___ Record excerpts

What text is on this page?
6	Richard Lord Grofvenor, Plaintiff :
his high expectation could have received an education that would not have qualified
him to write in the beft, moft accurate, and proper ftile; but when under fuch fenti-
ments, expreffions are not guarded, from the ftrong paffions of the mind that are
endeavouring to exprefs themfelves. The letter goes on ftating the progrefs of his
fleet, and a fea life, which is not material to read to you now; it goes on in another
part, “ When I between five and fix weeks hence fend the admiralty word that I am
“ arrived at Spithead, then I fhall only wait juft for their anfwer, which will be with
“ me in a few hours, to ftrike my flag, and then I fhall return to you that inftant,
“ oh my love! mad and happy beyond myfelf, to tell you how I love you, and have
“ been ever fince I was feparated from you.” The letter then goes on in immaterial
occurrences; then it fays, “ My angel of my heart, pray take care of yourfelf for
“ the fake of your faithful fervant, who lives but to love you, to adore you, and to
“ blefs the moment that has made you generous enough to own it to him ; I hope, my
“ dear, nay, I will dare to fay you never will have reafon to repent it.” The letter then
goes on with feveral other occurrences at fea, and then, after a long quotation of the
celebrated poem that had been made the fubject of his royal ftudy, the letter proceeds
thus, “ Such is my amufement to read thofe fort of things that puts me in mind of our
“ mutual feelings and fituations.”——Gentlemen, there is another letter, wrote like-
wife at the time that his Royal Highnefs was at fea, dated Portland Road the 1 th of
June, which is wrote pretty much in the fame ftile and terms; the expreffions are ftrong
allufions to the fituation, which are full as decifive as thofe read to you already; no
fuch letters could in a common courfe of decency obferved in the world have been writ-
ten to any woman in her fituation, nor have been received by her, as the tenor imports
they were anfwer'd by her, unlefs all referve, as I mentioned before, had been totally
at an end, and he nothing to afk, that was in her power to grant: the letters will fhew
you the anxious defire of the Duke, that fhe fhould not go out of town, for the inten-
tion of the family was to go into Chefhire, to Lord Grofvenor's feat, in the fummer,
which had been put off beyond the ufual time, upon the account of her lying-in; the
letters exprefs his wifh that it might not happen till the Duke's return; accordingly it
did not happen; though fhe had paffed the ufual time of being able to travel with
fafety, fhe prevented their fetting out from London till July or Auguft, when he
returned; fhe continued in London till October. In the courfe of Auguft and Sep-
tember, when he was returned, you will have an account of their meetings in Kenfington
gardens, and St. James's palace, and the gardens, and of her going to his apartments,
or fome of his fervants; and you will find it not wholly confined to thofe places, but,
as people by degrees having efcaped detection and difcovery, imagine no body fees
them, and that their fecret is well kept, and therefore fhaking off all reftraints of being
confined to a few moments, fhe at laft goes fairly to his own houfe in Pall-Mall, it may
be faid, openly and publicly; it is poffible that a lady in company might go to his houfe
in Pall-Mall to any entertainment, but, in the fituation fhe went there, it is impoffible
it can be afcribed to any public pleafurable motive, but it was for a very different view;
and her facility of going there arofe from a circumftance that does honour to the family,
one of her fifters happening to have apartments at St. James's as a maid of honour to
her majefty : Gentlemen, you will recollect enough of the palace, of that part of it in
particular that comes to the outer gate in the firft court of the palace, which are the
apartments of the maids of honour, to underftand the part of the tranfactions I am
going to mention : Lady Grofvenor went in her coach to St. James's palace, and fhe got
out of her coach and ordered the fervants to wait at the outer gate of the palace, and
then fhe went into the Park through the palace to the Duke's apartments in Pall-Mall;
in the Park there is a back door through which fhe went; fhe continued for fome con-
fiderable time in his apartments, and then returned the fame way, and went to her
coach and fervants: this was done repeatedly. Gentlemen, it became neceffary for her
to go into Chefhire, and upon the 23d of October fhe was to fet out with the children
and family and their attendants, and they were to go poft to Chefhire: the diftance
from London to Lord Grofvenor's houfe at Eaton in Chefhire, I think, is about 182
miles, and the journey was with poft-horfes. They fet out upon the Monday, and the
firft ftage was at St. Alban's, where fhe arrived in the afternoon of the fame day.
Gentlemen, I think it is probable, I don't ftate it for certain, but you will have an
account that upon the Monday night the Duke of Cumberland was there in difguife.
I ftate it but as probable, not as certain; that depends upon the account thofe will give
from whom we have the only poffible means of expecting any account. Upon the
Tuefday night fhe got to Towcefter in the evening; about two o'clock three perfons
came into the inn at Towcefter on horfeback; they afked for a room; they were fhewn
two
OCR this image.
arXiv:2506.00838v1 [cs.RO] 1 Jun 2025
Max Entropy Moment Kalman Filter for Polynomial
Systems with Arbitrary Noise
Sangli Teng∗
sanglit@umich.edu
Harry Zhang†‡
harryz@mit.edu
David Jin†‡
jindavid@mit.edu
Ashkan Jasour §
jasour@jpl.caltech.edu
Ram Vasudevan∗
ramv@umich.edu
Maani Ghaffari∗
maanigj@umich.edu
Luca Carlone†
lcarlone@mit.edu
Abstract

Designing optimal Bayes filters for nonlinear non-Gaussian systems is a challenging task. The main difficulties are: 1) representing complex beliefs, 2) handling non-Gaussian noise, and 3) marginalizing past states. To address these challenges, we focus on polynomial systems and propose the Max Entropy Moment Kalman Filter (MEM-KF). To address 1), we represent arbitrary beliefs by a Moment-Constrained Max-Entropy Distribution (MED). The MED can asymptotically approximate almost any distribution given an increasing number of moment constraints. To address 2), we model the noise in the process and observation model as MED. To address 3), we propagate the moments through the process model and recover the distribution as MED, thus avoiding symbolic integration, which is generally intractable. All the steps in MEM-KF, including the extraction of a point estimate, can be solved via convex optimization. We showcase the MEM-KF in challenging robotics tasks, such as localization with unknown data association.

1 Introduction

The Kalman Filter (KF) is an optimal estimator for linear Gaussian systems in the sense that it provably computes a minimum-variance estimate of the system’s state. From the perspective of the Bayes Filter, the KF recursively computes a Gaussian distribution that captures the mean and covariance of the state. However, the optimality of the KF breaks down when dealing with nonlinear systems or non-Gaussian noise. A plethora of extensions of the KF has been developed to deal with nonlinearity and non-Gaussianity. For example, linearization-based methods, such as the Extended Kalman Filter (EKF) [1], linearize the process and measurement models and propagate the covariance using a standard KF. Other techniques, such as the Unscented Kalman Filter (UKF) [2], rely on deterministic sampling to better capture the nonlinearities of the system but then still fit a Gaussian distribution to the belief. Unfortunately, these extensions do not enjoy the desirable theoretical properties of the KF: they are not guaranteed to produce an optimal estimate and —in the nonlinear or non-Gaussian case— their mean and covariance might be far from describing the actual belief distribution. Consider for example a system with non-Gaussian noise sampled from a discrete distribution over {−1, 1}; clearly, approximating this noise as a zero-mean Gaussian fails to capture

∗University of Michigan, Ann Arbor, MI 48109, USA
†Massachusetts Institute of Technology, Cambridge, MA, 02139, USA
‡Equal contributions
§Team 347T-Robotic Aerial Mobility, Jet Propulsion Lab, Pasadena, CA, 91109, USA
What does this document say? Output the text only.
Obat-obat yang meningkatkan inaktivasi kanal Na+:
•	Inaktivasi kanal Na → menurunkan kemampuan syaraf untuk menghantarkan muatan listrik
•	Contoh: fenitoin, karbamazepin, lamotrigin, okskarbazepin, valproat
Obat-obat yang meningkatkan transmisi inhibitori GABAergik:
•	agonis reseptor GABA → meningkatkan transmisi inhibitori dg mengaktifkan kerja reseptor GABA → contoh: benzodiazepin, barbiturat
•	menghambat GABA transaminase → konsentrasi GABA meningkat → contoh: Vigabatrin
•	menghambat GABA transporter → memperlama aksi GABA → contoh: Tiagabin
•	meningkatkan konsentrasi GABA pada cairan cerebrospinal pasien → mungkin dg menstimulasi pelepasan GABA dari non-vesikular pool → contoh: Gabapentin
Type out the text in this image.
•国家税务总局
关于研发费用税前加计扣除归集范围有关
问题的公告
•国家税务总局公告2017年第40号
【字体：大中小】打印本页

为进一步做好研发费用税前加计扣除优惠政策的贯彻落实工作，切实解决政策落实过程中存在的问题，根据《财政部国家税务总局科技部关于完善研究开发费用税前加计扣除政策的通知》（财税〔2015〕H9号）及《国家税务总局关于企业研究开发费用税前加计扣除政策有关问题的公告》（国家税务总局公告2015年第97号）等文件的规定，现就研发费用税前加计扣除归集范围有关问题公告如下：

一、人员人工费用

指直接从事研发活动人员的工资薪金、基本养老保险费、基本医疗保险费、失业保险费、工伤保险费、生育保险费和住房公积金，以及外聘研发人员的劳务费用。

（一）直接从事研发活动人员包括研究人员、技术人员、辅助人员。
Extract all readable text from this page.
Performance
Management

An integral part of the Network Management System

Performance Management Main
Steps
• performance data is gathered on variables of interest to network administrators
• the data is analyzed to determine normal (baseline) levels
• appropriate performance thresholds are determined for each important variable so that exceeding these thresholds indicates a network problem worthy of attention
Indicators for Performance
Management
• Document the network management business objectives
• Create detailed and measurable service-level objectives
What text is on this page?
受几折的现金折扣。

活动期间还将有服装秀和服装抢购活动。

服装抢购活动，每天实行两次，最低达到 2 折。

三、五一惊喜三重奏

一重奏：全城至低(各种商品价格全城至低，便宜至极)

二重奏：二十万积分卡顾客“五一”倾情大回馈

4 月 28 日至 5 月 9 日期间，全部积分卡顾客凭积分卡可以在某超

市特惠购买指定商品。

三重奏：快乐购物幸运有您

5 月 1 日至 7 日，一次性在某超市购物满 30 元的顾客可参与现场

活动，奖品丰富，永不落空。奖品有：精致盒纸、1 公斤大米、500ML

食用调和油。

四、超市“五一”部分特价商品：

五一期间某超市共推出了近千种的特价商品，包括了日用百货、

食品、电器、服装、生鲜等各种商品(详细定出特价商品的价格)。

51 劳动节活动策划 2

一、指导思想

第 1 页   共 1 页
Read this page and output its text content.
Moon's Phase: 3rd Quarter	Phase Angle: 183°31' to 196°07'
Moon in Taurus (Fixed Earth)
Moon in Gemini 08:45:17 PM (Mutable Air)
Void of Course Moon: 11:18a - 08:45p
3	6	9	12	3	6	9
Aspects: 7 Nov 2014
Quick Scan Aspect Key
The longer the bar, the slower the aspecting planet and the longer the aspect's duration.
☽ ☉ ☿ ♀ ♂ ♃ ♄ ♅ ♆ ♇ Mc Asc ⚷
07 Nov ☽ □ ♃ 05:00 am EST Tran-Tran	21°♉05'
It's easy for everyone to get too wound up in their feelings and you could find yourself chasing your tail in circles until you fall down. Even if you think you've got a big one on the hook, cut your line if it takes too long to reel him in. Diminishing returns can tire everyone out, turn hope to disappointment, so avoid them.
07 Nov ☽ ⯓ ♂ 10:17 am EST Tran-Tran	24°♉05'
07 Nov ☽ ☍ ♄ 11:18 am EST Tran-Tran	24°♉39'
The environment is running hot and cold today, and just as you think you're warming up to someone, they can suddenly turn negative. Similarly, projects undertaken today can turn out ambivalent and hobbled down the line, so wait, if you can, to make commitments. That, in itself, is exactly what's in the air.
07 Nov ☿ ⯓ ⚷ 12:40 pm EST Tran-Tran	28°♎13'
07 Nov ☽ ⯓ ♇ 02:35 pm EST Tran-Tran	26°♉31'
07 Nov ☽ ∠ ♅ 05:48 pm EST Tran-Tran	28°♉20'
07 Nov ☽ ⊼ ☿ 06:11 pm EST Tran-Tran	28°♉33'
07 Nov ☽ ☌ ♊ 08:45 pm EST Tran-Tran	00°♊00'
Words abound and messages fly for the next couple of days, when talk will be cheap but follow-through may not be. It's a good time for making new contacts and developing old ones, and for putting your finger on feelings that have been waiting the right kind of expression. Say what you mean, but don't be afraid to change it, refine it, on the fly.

______

◆ **Problem description**:
Pick out every line above that contains the word "does" and copy it.

◆ **Expected answer**:
and her facility of going there arofe from a circumftance that does honour to the family,
What does this document say? Output the text only.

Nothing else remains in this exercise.